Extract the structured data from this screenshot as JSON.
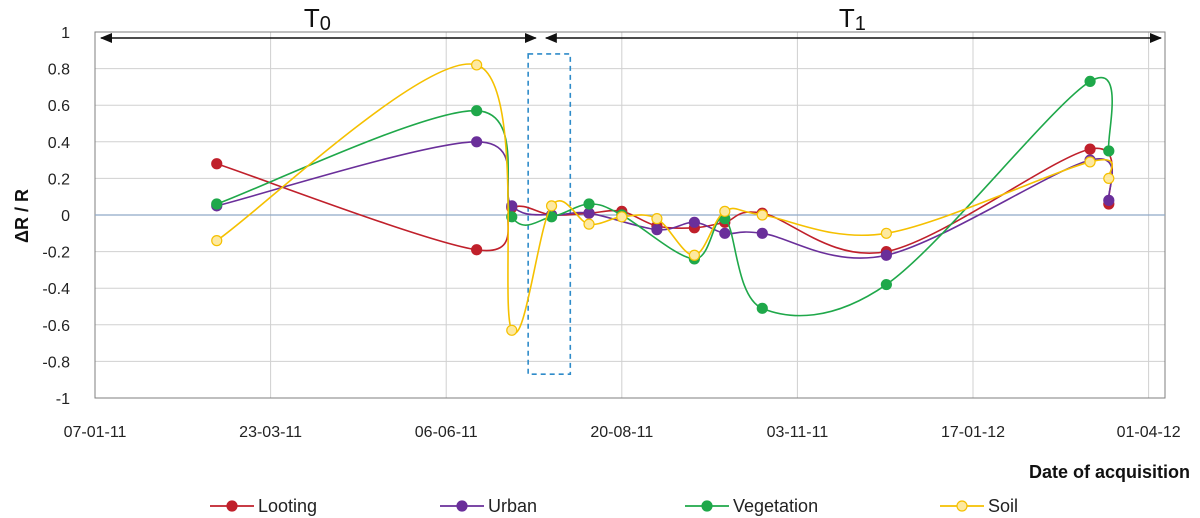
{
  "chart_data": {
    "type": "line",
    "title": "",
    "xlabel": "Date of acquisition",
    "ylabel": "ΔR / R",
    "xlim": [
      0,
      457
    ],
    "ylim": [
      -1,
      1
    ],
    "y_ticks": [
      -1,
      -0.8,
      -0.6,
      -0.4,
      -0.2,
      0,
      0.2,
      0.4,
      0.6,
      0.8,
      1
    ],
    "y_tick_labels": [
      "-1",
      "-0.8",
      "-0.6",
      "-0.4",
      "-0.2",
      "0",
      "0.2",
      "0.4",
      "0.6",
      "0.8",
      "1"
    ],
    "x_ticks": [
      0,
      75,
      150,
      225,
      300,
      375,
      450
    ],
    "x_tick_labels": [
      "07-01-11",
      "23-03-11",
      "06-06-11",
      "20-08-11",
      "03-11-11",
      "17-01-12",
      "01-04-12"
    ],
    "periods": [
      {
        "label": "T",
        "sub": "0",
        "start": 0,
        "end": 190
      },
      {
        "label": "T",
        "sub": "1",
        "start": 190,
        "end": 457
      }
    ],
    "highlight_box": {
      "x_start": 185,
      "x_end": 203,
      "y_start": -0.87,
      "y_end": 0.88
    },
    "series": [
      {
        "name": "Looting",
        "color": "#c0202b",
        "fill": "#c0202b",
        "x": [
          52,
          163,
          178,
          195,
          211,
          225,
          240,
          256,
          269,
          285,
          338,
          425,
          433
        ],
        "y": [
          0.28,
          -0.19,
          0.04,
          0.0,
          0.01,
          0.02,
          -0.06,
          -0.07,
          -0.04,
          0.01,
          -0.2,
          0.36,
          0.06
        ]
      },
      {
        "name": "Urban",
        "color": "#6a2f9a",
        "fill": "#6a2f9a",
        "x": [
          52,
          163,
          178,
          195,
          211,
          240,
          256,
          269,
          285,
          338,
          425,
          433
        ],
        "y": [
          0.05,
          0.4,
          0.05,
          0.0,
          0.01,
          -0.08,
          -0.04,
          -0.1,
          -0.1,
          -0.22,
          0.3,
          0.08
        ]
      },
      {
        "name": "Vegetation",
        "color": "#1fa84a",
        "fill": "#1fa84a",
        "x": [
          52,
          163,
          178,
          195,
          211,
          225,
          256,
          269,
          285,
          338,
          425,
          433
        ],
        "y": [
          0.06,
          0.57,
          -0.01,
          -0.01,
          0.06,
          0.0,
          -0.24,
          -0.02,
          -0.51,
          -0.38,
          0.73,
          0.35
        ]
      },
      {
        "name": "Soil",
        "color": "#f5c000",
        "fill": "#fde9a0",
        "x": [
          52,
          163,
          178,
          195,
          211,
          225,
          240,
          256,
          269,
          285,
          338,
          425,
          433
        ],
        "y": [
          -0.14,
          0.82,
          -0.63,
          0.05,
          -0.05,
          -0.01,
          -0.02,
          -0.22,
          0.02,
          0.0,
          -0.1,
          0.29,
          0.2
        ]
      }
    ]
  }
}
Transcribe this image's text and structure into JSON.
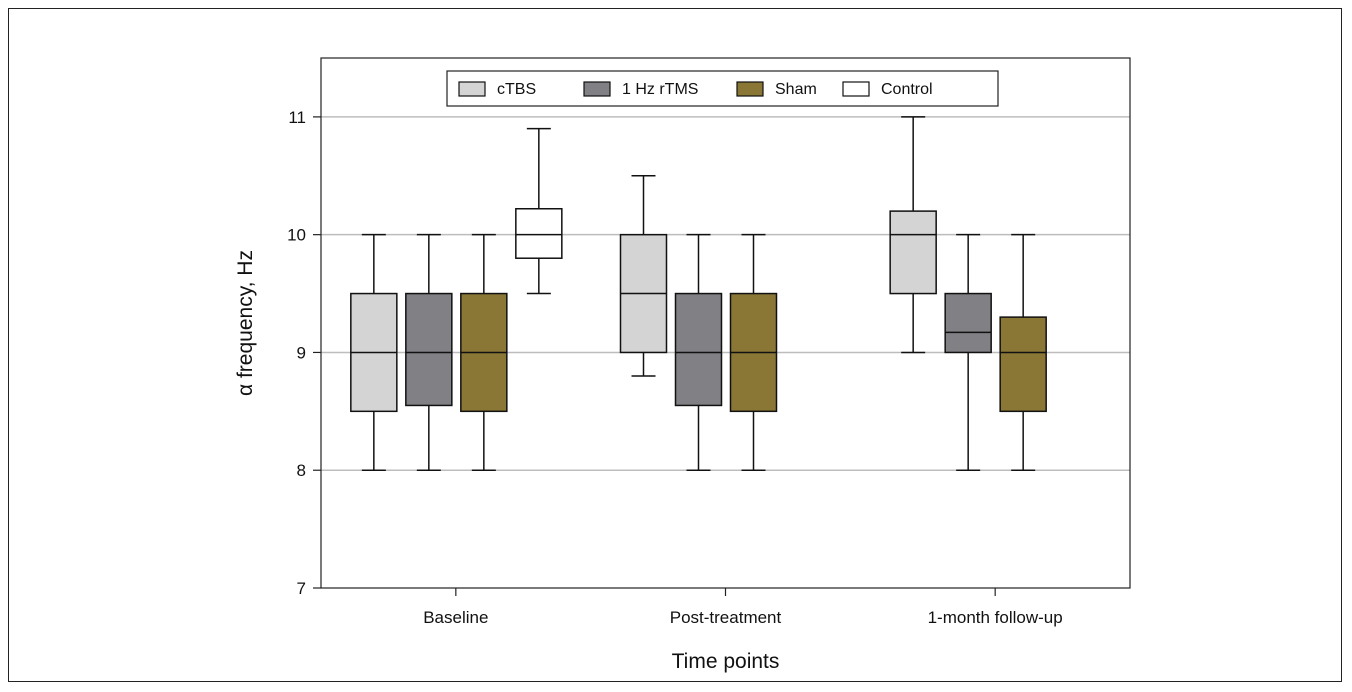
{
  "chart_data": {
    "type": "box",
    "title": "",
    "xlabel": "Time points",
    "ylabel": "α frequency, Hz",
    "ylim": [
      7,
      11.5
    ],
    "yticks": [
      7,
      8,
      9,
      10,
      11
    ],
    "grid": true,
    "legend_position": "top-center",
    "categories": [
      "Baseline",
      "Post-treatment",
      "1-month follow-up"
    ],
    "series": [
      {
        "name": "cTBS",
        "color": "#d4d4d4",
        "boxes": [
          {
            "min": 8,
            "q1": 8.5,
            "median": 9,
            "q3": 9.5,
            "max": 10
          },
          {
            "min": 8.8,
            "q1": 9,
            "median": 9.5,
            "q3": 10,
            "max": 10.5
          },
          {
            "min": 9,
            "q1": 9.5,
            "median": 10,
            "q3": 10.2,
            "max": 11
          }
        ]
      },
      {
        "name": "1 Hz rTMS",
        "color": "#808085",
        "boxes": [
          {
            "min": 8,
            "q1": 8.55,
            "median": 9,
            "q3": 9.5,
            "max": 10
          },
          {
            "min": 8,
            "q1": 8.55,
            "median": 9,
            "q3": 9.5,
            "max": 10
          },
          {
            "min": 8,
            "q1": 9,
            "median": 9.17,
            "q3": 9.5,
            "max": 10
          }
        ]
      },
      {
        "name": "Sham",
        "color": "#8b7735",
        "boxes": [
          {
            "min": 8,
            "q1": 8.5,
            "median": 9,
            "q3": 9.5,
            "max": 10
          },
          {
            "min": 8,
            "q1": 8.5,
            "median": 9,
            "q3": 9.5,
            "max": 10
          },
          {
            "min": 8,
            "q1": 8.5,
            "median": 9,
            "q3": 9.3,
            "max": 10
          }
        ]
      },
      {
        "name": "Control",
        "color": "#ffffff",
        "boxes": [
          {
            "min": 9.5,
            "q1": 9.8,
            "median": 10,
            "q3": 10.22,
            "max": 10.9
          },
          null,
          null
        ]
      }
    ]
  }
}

━━━━━━━━━━━━━━━━━━━━━━━━━━━━━━

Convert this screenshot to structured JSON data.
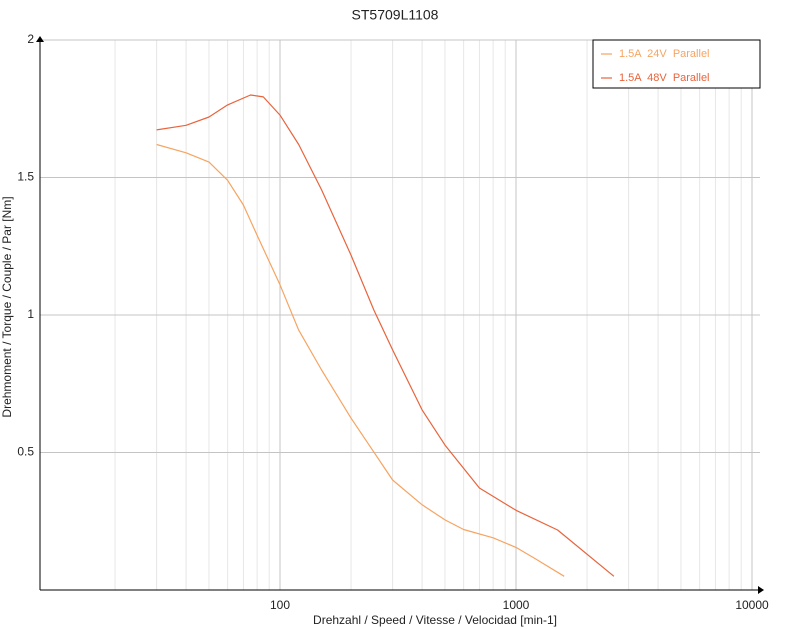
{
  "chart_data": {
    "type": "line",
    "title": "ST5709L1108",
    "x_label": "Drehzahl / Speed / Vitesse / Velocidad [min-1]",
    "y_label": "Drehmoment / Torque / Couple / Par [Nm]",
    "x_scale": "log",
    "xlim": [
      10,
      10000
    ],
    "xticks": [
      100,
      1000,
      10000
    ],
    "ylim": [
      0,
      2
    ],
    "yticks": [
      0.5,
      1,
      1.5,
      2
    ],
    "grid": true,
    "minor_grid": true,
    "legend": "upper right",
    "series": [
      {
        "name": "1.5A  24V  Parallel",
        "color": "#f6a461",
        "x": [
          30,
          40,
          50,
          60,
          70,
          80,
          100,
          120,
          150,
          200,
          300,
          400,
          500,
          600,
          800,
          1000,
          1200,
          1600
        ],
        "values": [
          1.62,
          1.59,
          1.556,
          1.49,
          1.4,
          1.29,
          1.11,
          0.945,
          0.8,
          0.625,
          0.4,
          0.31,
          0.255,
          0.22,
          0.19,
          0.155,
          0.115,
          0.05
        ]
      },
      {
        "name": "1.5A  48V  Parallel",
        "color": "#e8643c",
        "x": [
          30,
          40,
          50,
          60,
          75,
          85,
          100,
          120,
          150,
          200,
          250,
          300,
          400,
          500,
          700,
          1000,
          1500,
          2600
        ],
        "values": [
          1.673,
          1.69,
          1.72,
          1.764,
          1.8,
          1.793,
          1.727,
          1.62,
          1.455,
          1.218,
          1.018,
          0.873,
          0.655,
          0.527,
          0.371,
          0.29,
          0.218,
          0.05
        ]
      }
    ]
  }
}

━━━━━━━━━━━━━━━━━━━━━━━━━━━━━━

**Exercise requirements**
From the listing, copy each line containing the word "name".

**Solved problem**
        "name": "Looting",
        "name": "Urban",
        "name": "Vegetation",
        "name": "Soil",
        "name": "cTBS",
        "name": "1 Hz rTMS",
        "name": "Sham",
        "name": "Control",
        "name": "1.5A  24V  Parallel",
        "name": "1.5A  48V  Parallel",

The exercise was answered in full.